(Dataset items)
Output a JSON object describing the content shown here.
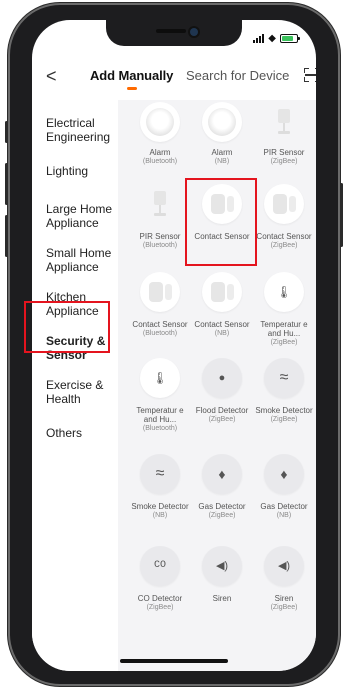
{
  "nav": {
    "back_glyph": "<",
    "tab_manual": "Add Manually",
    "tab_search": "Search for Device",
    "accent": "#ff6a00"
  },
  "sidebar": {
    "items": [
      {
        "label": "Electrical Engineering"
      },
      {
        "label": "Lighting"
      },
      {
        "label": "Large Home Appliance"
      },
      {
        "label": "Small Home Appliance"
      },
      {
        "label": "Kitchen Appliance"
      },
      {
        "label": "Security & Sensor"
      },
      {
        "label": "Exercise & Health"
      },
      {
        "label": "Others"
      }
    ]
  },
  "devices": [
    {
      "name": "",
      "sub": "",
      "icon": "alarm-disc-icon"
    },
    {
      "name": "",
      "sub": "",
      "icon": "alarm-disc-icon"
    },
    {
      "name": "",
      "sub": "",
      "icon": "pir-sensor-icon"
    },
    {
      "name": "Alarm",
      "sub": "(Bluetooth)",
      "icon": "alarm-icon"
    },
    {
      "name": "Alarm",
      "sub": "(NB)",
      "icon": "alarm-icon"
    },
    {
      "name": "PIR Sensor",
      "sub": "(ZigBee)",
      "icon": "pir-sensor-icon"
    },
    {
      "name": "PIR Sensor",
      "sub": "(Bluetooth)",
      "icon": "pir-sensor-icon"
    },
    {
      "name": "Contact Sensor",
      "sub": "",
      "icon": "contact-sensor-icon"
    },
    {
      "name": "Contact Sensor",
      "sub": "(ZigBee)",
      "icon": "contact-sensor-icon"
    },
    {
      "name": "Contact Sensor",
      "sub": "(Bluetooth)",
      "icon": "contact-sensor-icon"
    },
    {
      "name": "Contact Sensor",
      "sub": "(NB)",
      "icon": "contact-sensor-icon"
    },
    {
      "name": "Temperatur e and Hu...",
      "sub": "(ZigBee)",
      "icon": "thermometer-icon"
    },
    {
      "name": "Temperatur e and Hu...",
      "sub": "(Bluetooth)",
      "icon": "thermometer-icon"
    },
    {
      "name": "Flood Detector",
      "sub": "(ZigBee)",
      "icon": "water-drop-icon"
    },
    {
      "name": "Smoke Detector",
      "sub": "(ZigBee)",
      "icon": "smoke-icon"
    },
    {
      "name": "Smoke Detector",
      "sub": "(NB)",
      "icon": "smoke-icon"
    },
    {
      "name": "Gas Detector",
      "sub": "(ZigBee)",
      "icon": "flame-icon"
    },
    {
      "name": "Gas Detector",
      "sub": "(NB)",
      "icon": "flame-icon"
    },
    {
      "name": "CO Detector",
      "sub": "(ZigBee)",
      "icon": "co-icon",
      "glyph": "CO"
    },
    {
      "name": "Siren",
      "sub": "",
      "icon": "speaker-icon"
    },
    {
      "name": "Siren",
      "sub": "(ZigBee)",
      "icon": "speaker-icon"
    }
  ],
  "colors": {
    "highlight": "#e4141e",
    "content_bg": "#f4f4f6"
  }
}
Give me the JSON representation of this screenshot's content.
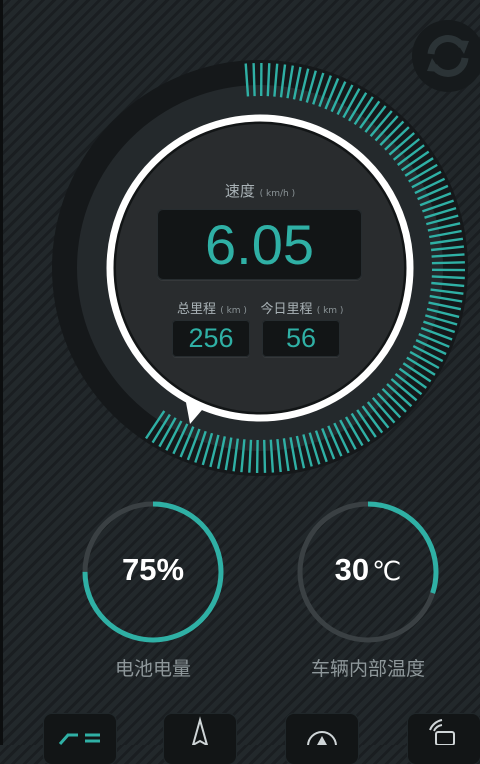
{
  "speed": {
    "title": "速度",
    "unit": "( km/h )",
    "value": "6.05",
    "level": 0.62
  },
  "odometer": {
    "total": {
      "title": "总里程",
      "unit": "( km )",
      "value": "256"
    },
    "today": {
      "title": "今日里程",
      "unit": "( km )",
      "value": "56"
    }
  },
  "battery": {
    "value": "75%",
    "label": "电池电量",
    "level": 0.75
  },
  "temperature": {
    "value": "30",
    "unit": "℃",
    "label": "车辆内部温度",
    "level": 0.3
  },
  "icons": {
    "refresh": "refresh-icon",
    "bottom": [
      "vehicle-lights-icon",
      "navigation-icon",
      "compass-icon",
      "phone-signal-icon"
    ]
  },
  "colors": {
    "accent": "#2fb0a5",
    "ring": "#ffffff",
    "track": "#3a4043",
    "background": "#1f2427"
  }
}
==
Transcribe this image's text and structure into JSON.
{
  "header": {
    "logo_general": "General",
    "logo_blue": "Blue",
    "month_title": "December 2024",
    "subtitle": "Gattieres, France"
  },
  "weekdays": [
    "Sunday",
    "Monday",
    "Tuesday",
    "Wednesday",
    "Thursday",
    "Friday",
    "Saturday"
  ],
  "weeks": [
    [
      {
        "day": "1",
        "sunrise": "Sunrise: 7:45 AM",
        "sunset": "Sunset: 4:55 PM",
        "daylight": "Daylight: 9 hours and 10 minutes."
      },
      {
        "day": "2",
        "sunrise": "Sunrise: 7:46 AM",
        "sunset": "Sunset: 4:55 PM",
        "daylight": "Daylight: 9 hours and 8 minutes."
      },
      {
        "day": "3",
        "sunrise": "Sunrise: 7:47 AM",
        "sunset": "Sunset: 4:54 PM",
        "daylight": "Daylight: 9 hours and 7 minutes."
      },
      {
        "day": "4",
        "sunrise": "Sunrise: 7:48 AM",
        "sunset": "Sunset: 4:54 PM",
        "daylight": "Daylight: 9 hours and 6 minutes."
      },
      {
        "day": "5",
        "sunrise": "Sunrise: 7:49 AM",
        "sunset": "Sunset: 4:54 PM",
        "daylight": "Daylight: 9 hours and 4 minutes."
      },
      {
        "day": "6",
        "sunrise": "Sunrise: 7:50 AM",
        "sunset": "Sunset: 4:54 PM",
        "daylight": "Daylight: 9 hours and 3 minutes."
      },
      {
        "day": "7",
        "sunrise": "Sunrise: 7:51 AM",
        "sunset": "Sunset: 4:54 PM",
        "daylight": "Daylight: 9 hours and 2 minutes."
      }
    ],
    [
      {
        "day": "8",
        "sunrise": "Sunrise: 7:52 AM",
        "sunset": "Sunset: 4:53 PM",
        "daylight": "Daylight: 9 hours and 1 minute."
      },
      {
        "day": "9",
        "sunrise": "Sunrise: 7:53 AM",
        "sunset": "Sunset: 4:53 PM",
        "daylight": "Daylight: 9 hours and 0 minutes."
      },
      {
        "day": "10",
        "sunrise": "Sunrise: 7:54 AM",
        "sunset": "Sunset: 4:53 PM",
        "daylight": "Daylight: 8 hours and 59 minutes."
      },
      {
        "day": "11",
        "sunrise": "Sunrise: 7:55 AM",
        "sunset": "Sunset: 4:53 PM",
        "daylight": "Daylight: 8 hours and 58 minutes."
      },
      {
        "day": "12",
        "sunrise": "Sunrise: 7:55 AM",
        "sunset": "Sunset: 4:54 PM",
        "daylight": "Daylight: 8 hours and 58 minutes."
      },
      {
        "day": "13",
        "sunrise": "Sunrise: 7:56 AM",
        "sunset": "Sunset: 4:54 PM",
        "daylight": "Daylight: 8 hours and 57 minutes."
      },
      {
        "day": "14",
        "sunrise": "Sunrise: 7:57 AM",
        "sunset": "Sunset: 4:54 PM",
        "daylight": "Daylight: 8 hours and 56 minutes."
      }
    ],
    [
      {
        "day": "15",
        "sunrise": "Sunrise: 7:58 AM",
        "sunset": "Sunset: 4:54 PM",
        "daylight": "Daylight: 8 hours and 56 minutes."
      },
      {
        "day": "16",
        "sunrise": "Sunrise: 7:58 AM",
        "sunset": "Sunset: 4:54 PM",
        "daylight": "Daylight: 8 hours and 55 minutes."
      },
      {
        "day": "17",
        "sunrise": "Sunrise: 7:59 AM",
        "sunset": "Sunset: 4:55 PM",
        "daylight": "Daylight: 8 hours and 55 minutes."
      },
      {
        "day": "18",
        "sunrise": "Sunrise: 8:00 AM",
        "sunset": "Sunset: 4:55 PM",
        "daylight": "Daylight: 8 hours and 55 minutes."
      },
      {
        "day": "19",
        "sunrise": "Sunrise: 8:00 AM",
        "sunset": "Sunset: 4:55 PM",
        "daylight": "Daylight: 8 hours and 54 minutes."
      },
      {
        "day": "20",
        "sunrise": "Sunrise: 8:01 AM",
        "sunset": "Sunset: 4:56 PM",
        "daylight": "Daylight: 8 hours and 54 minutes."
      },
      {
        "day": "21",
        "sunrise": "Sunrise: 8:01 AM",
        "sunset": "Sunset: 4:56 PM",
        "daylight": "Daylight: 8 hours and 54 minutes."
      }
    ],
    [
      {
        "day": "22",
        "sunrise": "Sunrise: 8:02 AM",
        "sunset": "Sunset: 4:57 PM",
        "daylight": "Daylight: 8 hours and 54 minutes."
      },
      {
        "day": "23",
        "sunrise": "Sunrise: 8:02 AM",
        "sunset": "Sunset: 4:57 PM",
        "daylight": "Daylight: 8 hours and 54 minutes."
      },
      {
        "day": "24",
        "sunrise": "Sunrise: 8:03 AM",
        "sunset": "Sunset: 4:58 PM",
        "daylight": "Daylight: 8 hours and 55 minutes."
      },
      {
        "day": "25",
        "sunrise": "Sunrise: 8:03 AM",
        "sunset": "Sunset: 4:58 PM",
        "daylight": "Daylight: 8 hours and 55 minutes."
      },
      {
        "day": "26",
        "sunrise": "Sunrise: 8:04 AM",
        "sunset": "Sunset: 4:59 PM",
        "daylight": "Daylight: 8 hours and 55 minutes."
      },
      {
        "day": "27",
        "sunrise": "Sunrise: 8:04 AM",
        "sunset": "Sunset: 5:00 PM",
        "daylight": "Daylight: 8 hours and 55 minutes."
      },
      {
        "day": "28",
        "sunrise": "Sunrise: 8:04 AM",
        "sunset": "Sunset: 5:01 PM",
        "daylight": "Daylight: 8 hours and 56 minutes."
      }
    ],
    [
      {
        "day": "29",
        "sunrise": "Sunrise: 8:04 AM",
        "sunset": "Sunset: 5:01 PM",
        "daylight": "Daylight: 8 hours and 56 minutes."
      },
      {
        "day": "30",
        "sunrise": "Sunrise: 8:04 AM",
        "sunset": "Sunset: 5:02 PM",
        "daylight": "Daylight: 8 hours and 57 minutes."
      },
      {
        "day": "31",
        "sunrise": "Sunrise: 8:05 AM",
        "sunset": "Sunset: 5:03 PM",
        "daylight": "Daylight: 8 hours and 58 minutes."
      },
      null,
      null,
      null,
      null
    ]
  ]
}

What you have to do:
Scan the listing above for the word "value" and show each line where it is found.

Exercise response:
    "value": "6.05",
      "value": "256"
      "value": "56"
    "value": "75%",
    "value": "30",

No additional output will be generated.